───── Records provided

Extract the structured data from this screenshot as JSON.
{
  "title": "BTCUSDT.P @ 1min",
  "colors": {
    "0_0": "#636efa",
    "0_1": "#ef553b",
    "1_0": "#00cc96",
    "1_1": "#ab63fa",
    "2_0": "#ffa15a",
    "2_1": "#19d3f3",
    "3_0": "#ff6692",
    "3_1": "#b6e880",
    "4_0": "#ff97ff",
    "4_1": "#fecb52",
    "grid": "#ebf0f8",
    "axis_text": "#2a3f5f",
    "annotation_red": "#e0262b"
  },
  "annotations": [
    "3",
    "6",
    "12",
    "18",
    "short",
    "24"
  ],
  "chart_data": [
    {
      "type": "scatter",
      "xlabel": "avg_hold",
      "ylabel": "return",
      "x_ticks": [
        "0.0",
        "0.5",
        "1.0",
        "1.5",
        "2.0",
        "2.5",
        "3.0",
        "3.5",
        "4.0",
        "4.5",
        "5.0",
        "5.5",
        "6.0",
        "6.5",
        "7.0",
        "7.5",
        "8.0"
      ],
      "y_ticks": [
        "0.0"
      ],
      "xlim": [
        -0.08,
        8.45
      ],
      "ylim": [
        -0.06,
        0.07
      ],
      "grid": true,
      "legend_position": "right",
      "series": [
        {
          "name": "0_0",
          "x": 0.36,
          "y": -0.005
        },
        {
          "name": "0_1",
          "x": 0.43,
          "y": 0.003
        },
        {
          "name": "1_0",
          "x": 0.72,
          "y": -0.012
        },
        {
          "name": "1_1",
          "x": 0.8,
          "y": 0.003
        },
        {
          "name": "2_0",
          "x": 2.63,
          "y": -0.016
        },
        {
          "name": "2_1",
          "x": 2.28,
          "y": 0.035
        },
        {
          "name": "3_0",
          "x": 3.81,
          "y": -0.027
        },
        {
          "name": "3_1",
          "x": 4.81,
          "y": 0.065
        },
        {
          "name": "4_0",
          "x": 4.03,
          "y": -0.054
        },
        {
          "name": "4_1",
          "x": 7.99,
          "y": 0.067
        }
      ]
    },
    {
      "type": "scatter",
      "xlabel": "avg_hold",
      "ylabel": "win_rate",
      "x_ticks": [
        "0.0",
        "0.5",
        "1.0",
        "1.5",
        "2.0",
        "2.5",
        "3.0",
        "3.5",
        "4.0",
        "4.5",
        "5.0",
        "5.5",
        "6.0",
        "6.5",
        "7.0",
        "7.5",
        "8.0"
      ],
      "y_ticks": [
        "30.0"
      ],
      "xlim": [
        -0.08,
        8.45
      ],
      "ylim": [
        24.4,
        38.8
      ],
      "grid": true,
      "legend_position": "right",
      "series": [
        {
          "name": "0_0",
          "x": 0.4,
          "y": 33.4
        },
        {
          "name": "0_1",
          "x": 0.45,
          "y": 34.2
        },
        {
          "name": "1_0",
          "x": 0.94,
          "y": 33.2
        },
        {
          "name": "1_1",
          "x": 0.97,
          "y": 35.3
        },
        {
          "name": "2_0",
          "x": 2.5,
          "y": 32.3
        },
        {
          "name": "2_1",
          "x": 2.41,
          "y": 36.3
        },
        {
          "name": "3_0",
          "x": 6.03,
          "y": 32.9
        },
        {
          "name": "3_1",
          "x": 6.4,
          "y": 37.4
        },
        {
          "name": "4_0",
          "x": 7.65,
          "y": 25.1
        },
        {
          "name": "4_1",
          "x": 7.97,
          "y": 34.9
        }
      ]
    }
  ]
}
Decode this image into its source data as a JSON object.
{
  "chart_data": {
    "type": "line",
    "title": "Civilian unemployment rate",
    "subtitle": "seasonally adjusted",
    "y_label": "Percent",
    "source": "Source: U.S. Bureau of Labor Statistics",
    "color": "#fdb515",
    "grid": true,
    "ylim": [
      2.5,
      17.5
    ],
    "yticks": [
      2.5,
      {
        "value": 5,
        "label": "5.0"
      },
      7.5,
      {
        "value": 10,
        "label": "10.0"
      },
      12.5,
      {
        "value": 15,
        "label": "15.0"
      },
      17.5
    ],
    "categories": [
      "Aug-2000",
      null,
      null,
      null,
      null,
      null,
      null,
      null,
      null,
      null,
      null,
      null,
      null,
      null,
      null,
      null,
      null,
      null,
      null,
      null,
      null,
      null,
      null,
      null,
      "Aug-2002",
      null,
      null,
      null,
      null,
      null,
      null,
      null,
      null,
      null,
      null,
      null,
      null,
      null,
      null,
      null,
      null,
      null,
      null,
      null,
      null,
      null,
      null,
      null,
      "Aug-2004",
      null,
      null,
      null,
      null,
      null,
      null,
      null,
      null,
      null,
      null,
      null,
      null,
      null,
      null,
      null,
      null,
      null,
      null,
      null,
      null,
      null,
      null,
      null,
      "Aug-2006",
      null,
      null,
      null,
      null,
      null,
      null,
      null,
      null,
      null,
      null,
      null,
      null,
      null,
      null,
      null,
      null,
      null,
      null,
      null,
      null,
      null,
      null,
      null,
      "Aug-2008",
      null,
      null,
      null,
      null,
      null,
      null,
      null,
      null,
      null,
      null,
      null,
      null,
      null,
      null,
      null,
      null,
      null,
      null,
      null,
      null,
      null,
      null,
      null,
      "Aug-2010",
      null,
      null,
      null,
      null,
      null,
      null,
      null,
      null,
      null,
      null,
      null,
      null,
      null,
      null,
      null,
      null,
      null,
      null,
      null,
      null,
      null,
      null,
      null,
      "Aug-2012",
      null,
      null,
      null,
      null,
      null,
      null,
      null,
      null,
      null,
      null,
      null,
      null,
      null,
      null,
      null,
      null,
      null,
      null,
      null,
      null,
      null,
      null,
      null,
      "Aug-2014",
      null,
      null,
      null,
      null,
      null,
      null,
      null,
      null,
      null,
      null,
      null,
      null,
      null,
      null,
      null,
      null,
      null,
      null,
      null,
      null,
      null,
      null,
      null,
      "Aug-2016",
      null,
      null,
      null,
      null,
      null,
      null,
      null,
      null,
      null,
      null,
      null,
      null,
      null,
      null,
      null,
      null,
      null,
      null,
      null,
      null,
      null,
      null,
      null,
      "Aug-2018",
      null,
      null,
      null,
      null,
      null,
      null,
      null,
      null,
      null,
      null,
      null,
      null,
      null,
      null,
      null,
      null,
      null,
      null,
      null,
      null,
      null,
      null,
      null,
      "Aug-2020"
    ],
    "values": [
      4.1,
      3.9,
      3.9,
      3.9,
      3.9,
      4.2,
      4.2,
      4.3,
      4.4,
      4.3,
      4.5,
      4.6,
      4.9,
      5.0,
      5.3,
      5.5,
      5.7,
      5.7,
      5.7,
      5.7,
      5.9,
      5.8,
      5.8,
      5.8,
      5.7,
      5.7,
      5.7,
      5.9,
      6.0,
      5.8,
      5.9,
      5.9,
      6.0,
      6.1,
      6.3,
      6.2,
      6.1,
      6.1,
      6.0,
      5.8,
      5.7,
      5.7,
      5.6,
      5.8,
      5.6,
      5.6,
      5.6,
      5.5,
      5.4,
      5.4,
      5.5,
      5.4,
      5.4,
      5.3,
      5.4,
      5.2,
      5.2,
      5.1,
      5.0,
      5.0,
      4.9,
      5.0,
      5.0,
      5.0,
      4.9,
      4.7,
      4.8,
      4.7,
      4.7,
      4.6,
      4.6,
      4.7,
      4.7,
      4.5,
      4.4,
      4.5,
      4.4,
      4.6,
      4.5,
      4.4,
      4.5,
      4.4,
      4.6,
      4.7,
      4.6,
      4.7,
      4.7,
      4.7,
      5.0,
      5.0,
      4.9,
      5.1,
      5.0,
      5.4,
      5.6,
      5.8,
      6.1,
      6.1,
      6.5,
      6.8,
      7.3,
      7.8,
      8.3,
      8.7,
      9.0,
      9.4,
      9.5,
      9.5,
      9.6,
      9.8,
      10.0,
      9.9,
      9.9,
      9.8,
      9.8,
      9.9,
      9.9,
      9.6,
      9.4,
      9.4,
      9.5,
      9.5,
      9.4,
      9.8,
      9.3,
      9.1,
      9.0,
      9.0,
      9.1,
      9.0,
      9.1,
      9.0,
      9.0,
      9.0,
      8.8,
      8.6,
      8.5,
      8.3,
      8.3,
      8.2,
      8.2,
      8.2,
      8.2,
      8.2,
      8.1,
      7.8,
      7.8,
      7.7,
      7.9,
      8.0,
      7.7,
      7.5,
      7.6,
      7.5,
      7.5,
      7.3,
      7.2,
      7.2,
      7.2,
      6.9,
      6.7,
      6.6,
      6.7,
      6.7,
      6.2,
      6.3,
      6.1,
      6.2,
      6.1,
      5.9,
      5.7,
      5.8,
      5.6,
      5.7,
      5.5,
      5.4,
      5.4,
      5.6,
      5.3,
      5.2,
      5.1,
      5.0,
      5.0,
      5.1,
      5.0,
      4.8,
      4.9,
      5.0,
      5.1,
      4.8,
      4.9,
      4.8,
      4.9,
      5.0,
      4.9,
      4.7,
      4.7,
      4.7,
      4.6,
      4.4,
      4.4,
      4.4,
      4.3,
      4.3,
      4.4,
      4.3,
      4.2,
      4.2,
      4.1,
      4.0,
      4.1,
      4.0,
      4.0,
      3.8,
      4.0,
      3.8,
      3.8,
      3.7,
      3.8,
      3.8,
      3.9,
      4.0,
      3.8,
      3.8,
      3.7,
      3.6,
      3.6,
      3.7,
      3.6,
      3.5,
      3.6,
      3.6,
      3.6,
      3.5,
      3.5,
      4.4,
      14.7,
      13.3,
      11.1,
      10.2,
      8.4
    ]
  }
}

──────────

• [Instruction]: Find all lines where the word "source" appears. Copy them.

• [Result]:
Decode this image into its source data as a JSON object.
    "source": "Source: U.S. Bureau of Labor Statistics",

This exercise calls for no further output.